» WORK INSTRUCTIONS:
Compute the number of lines that include the string "длиной", then output that number and nothing else.

» GIVEN ENTRIES:
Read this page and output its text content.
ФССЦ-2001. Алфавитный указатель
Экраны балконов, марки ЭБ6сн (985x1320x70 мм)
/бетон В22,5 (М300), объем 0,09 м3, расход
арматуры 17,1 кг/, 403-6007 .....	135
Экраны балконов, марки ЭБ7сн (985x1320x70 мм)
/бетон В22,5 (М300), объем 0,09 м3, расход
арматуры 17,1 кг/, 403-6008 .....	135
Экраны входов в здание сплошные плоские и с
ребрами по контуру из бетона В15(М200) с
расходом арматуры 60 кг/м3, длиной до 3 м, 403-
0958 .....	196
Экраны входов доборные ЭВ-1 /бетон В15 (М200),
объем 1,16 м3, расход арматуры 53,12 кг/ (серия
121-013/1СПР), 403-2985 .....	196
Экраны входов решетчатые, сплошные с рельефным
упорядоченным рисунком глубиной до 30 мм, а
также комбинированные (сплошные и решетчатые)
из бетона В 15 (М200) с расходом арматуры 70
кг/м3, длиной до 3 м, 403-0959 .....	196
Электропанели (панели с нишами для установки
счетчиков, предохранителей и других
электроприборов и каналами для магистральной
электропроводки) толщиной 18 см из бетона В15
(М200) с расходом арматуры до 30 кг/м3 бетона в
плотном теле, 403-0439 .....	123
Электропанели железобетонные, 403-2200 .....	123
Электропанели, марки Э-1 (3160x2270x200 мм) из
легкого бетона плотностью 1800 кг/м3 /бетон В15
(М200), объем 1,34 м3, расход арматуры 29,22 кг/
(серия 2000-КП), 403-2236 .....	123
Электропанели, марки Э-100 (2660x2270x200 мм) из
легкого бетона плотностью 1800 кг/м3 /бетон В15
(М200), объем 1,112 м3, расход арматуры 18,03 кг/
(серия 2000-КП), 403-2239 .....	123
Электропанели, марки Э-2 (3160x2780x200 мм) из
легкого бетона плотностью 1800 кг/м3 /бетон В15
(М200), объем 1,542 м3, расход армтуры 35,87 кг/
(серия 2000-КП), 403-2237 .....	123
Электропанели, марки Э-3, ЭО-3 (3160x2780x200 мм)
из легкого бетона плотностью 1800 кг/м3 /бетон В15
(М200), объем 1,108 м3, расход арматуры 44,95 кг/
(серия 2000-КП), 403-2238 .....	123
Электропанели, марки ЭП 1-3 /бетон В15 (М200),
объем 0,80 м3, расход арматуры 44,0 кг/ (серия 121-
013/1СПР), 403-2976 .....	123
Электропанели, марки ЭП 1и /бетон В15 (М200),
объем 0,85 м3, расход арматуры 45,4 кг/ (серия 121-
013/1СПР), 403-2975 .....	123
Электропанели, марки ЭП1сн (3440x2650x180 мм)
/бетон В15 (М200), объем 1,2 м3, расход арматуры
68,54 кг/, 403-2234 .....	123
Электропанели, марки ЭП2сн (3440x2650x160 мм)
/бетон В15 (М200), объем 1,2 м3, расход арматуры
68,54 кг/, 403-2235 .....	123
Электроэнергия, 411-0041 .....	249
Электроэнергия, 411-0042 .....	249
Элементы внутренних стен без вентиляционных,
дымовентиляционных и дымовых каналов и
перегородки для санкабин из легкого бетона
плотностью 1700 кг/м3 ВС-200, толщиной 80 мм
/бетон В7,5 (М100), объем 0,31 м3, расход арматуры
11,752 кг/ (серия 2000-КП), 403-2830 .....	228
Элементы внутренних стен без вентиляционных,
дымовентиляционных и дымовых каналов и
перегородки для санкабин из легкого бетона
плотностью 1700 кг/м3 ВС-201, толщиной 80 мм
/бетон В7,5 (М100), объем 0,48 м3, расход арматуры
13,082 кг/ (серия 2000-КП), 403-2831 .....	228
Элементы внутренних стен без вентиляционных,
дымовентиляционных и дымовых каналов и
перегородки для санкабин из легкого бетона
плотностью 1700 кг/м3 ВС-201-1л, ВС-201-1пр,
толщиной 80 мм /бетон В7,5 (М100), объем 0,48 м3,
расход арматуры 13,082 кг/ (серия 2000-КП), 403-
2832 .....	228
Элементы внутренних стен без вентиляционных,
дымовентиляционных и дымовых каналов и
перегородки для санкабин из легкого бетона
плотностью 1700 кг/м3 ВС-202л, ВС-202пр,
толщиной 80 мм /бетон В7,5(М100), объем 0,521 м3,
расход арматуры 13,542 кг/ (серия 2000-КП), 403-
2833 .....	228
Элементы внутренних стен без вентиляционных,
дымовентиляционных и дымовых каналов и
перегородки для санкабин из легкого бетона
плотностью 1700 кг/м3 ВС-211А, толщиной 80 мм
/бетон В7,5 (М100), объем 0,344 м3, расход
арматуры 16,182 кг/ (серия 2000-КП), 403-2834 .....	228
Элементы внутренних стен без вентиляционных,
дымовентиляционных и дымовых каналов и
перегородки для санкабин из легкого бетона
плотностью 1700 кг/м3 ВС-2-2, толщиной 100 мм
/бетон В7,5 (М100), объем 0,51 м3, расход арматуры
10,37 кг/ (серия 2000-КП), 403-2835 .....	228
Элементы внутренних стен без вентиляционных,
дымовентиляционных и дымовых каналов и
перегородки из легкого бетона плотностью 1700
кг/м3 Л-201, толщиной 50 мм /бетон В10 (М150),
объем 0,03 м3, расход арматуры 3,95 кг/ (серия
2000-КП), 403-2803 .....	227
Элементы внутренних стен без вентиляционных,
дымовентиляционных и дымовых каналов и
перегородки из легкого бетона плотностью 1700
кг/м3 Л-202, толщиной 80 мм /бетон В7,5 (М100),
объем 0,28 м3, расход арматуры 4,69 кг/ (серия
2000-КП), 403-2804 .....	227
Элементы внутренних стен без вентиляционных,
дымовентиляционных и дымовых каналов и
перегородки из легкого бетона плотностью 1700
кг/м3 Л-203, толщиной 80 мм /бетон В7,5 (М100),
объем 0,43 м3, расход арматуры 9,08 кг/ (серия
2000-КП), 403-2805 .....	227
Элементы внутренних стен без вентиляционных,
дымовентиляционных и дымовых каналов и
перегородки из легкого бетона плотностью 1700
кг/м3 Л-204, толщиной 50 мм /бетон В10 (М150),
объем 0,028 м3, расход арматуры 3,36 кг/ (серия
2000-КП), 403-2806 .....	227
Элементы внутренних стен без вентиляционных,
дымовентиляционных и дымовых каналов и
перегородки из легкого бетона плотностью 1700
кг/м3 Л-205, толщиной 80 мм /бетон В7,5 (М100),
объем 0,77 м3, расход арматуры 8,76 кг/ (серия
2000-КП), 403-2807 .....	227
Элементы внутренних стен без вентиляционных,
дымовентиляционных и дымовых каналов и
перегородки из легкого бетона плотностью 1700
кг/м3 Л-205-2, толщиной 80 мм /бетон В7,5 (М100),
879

» SOLVED EXERCISE:
2